◆ Exercise ◆
Find the line that contains "What text is on this page?"; then retype it and each line after it, exactly, through the final line of the data below.

◆ Saved entries ◆
== == ==

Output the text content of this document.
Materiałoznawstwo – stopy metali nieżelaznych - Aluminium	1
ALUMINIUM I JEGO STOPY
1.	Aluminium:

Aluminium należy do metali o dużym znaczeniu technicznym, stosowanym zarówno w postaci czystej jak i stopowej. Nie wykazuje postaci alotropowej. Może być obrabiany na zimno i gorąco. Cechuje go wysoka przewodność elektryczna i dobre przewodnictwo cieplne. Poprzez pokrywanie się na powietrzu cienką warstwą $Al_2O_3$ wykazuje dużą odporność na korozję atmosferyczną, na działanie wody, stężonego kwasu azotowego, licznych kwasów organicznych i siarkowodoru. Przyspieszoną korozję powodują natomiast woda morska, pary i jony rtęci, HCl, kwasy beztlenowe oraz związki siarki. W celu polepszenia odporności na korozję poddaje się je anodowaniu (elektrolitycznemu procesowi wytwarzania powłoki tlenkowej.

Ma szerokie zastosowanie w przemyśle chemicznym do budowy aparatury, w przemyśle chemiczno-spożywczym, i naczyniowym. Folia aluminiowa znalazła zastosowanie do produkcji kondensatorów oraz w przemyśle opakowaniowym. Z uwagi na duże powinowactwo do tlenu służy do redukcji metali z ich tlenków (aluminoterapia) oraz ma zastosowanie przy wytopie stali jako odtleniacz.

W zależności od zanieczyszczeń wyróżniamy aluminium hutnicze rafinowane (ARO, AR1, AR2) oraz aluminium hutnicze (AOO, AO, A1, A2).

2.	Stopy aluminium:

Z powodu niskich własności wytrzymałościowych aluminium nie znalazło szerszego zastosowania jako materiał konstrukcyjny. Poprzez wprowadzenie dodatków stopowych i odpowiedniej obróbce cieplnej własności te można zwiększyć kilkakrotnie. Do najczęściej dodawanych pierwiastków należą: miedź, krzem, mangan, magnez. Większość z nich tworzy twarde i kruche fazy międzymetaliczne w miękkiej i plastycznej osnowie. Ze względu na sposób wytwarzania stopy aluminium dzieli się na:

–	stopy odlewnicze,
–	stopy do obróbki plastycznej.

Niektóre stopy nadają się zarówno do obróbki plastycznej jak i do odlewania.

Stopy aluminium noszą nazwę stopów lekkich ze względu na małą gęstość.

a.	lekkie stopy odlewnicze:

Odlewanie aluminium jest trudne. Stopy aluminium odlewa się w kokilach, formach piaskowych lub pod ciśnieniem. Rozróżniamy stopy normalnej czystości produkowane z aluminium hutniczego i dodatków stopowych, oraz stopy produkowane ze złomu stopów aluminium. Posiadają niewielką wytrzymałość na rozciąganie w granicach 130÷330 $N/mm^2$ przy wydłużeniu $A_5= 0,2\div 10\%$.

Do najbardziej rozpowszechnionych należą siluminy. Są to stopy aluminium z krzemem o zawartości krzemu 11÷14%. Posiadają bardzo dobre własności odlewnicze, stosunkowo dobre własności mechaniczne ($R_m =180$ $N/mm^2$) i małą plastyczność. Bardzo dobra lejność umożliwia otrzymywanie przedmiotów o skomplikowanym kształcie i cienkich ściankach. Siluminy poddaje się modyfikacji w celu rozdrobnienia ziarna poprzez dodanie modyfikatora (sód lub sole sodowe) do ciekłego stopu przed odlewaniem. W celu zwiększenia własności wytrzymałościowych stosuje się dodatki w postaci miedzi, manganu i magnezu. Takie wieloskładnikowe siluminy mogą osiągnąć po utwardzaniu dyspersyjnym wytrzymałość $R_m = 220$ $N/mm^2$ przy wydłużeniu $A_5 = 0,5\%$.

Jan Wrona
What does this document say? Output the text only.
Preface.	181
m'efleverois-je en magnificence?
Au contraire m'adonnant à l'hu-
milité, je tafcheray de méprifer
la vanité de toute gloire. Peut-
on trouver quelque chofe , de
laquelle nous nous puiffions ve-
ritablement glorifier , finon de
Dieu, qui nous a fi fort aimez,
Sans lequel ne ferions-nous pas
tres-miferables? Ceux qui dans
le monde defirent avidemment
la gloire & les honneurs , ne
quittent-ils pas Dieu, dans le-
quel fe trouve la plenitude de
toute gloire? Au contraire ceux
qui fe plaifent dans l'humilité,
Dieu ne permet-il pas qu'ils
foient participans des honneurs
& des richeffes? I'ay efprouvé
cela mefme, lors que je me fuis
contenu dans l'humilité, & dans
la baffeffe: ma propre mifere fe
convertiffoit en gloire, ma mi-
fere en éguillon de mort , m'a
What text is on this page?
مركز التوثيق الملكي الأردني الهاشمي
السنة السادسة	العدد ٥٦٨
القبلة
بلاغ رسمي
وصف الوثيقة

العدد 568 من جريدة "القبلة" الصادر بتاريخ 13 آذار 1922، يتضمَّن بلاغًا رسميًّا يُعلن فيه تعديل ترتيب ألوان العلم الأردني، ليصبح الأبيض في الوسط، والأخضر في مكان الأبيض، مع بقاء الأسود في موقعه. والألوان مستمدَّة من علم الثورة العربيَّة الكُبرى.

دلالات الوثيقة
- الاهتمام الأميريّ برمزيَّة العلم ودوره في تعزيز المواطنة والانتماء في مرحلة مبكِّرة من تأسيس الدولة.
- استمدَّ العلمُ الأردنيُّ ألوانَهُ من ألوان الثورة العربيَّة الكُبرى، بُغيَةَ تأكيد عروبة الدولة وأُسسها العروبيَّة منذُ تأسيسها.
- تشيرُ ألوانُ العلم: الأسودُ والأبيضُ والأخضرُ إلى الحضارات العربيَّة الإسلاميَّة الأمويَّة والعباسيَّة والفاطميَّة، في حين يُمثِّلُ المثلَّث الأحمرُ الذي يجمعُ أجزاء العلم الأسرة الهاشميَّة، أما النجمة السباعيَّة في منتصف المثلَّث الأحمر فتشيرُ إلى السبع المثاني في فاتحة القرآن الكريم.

== == ==

◆ Answer ◆
What text is on this page?
مركز التوثيق الملكي الأردني الهاشمي
السنة السادسة	العدد ٥٦٨
القبلة
بلاغ رسمي
وصف الوثيقة

العدد 568 من جريدة "القبلة" الصادر بتاريخ 13 آذار 1922، يتضمَّن بلاغًا رسميًّا يُعلن فيه تعديل ترتيب ألوان العلم الأردني، ليصبح الأبيض في الوسط، والأخضر في مكان الأبيض، مع بقاء الأسود في موقعه. والألوان مستمدَّة من علم الثورة العربيَّة الكُبرى.

دلالات الوثيقة
- الاهتمام الأميريّ برمزيَّة العلم ودوره في تعزيز المواطنة والانتماء في مرحلة مبكِّرة من تأسيس الدولة.
- استمدَّ العلمُ الأردنيُّ ألوانَهُ من ألوان الثورة العربيَّة الكُبرى، بُغيَةَ تأكيد عروبة الدولة وأُسسها العروبيَّة منذُ تأسيسها.
- تشيرُ ألوانُ العلم: الأسودُ والأبيضُ والأخضرُ إلى الحضارات العربيَّة الإسلاميَّة الأمويَّة والعباسيَّة والفاطميَّة، في حين يُمثِّلُ المثلَّث الأحمرُ الذي يجمعُ أجزاء العلم الأسرة الهاشميَّة، أما النجمة السباعيَّة في منتصف المثلَّث الأحمر فتشيرُ إلى السبع المثاني في فاتحة القرآن الكريم.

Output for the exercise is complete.